(Structured page parsing data)
==*==

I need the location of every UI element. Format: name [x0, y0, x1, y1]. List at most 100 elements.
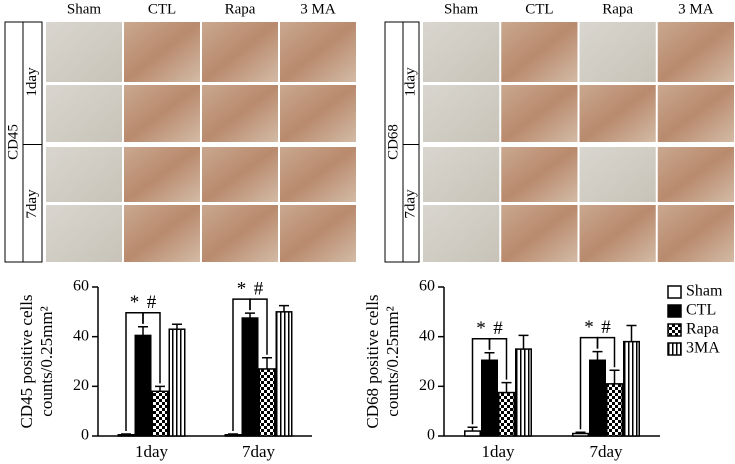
error-bar [467, 426, 478, 432]
x-tick-label: 7day [242, 442, 276, 461]
y-tick-label: 20 [73, 377, 89, 394]
column-label: CTL [525, 1, 553, 17]
significance-mark: * [584, 317, 594, 338]
error-bar [138, 325, 148, 336]
micrograph [579, 85, 656, 142]
micrograph [202, 205, 278, 262]
image-panels: Sham CTL Rapa 3 MA CD45 1day 7day Sham CTL Rapa 3 … [4, 1, 734, 263]
y-tick-label: 20 [419, 377, 435, 394]
y-tick-label: 0 [81, 427, 89, 444]
error-bar [279, 304, 289, 312]
legend-label: Sham [686, 283, 723, 300]
bar [572, 432, 589, 437]
legend-swatch [667, 285, 682, 299]
error-bar [262, 357, 272, 369]
bar [134, 334, 152, 437]
error-bar [155, 385, 165, 392]
micrograph [423, 147, 500, 202]
significance-mark: # [147, 292, 157, 313]
y-tick-label: 60 [73, 278, 89, 295]
micrograph [46, 205, 122, 262]
micrograph [124, 85, 200, 142]
micrograph [46, 147, 122, 202]
legend-swatch [667, 342, 682, 356]
column-label: 3 MA [300, 1, 336, 17]
error-bar [518, 334, 529, 350]
column-label: Sham [67, 1, 102, 17]
marker-label: CD68 [385, 124, 401, 160]
error-bar [501, 381, 512, 393]
y-axis-label: CD68 positive cells [363, 294, 382, 428]
charts: CD45 positive cells counts/0.25mm² 0 20 40 60… [17, 278, 723, 461]
bar [241, 317, 259, 437]
micrograph [423, 85, 500, 142]
y-tick-label: 40 [73, 327, 89, 344]
micrograph [501, 22, 578, 82]
column-label: Sham [444, 1, 479, 17]
micrograph [657, 147, 734, 202]
legend-label: 3MA [686, 340, 720, 357]
micrograph [657, 85, 734, 142]
legend-swatch [667, 323, 682, 337]
bar [589, 359, 606, 437]
legend-swatch [667, 304, 682, 318]
significance-mark: * [476, 318, 486, 339]
micrograph [280, 85, 356, 142]
y-tick-label: 0 [427, 427, 435, 444]
legend-label: Rapa [686, 321, 719, 338]
error-bar [626, 324, 637, 342]
bar [117, 434, 135, 437]
error-bar [575, 431, 586, 434]
row-label: 7day [402, 189, 418, 219]
micrograph [280, 147, 356, 202]
y-axis-label: counts/0.25mm² [383, 306, 402, 416]
micrograph [579, 147, 656, 202]
micrograph [501, 85, 578, 142]
column-label: CTL [148, 1, 176, 17]
bar [464, 430, 481, 437]
row-label: 1day [402, 67, 418, 97]
legend-label: CTL [686, 302, 716, 319]
marker-label: CD45 [5, 124, 21, 160]
bar [275, 311, 293, 437]
error-bar [484, 352, 495, 361]
micrograph [124, 147, 200, 202]
micrograph [501, 147, 578, 202]
micrograph [423, 205, 500, 262]
error-bar [245, 312, 255, 319]
bar [498, 391, 515, 437]
bar [623, 340, 640, 437]
significance-bracket [488, 338, 508, 380]
y-tick-label: 40 [419, 327, 435, 344]
bar [258, 368, 276, 437]
error-bar [228, 433, 238, 435]
x-tick-label: 7day [589, 442, 623, 461]
micrograph [579, 22, 656, 82]
micrograph [657, 22, 734, 82]
micrograph [124, 205, 200, 262]
y-tick-label: 60 [419, 278, 435, 295]
significance-mark: # [493, 318, 503, 339]
micrograph [46, 85, 122, 142]
micrograph [46, 22, 122, 82]
micrograph [202, 22, 278, 82]
micrograph [124, 22, 200, 82]
micrograph [579, 205, 656, 262]
y-axis-label: CD45 positive cells [17, 294, 36, 428]
row-label: 1day [24, 67, 40, 97]
column-label: 3 MA [678, 1, 714, 17]
column-label: Rapa [602, 1, 633, 17]
bar [481, 359, 498, 437]
significance-bracket [142, 311, 161, 384]
marker-box [384, 21, 420, 263]
significance-mark: # [601, 317, 611, 338]
significance-bracket [596, 336, 616, 368]
column-label: Rapa [225, 1, 256, 17]
micrograph [657, 205, 734, 262]
error-bar [592, 350, 603, 361]
micrograph [280, 22, 356, 82]
micrograph [202, 85, 278, 142]
significance-mark: * [130, 292, 140, 313]
error-bar [609, 369, 620, 384]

==*==

AIM OF THE EXERCISE —
Having removed the pictures, write out the records exactly as they stand.

OUTPUT FOR THIS EXERCISE —
I need the location of every UI element. Format: name [x0, y0, x1, y1]. List at most 100 elements.
error-bar [467, 426, 478, 432]
x-tick-label: 7day [242, 442, 276, 461]
y-tick-label: 20 [73, 377, 89, 394]
column-label: CTL [525, 1, 553, 17]
significance-mark: * [584, 317, 594, 338]
error-bar [138, 325, 148, 336]
micrograph [579, 85, 656, 142]
micrograph [202, 205, 278, 262]
image-panels: Sham CTL Rapa 3 MA CD45 1day 7day Sham CTL Rapa 3 … [4, 1, 734, 263]
y-tick-label: 20 [419, 377, 435, 394]
y-tick-label: 0 [81, 427, 89, 444]
error-bar [279, 304, 289, 312]
legend-label: Sham [686, 283, 723, 300]
bar [572, 432, 589, 437]
legend-swatch [667, 285, 682, 299]
error-bar [262, 357, 272, 369]
bar [134, 334, 152, 437]
error-bar [155, 385, 165, 392]
micrograph [423, 147, 500, 202]
significance-mark: # [147, 292, 157, 313]
y-tick-label: 60 [73, 278, 89, 295]
micrograph [46, 205, 122, 262]
micrograph [124, 85, 200, 142]
micrograph [46, 147, 122, 202]
legend-swatch [667, 342, 682, 356]
column-label: 3 MA [300, 1, 336, 17]
error-bar [518, 334, 529, 350]
column-label: Sham [67, 1, 102, 17]
marker-label: CD68 [385, 124, 401, 160]
error-bar [501, 381, 512, 393]
y-axis-label: CD68 positive cells [363, 294, 382, 428]
charts: CD45 positive cells counts/0.25mm² 0 20 40 60… [17, 278, 723, 461]
bar [241, 317, 259, 437]
micrograph [423, 85, 500, 142]
y-tick-label: 40 [73, 327, 89, 344]
micrograph [501, 22, 578, 82]
column-label: Sham [444, 1, 479, 17]
micrograph [657, 147, 734, 202]
legend-label: 3MA [686, 340, 720, 357]
micrograph [657, 85, 734, 142]
legend-swatch [667, 323, 682, 337]
bar [589, 359, 606, 437]
legend-swatch [667, 304, 682, 318]
significance-mark: * [476, 318, 486, 339]
micrograph [280, 85, 356, 142]
y-tick-label: 0 [427, 427, 435, 444]
legend-label: Rapa [686, 321, 719, 338]
error-bar [626, 324, 637, 342]
bar [117, 434, 135, 437]
error-bar [575, 431, 586, 434]
row-label: 7day [402, 189, 418, 219]
micrograph [280, 147, 356, 202]
y-axis-label: counts/0.25mm² [383, 306, 402, 416]
micrograph [579, 147, 656, 202]
micrograph [501, 85, 578, 142]
column-label: CTL [148, 1, 176, 17]
bar [464, 430, 481, 437]
row-label: 1day [402, 67, 418, 97]
legend-label: CTL [686, 302, 716, 319]
marker-label: CD45 [5, 124, 21, 160]
bar [275, 311, 293, 437]
error-bar [484, 352, 495, 361]
micrograph [124, 147, 200, 202]
micrograph [501, 147, 578, 202]
micrograph [423, 205, 500, 262]
error-bar [245, 312, 255, 319]
bar [498, 391, 515, 437]
bar [623, 340, 640, 437]
significance-bracket [488, 338, 508, 380]
y-tick-label: 40 [419, 327, 435, 344]
bar [258, 368, 276, 437]
error-bar [228, 433, 238, 435]
x-tick-label: 7day [589, 442, 623, 461]
micrograph [579, 22, 656, 82]
micrograph [657, 22, 734, 82]
micrograph [124, 205, 200, 262]
y-tick-label: 60 [419, 278, 435, 295]
significance-mark: # [493, 318, 503, 339]
micrograph [46, 85, 122, 142]
micrograph [46, 22, 122, 82]
micrograph [202, 22, 278, 82]
micrograph [124, 22, 200, 82]
micrograph [579, 205, 656, 262]
y-axis-label: CD45 positive cells [17, 294, 36, 428]
row-label: 1day [24, 67, 40, 97]
column-label: 3 MA [678, 1, 714, 17]
column-label: Rapa [602, 1, 633, 17]
bar [481, 359, 498, 437]
significance-bracket [142, 311, 161, 384]
marker-box [384, 21, 420, 263]
significance-mark: # [601, 317, 611, 338]
significance-bracket [596, 336, 616, 368]
column-label: Rapa [225, 1, 256, 17]
micrograph [657, 205, 734, 262]
error-bar [592, 350, 603, 361]
micrograph [280, 22, 356, 82]
micrograph [202, 85, 278, 142]
significance-mark: * [130, 292, 140, 313]
error-bar [609, 369, 620, 384]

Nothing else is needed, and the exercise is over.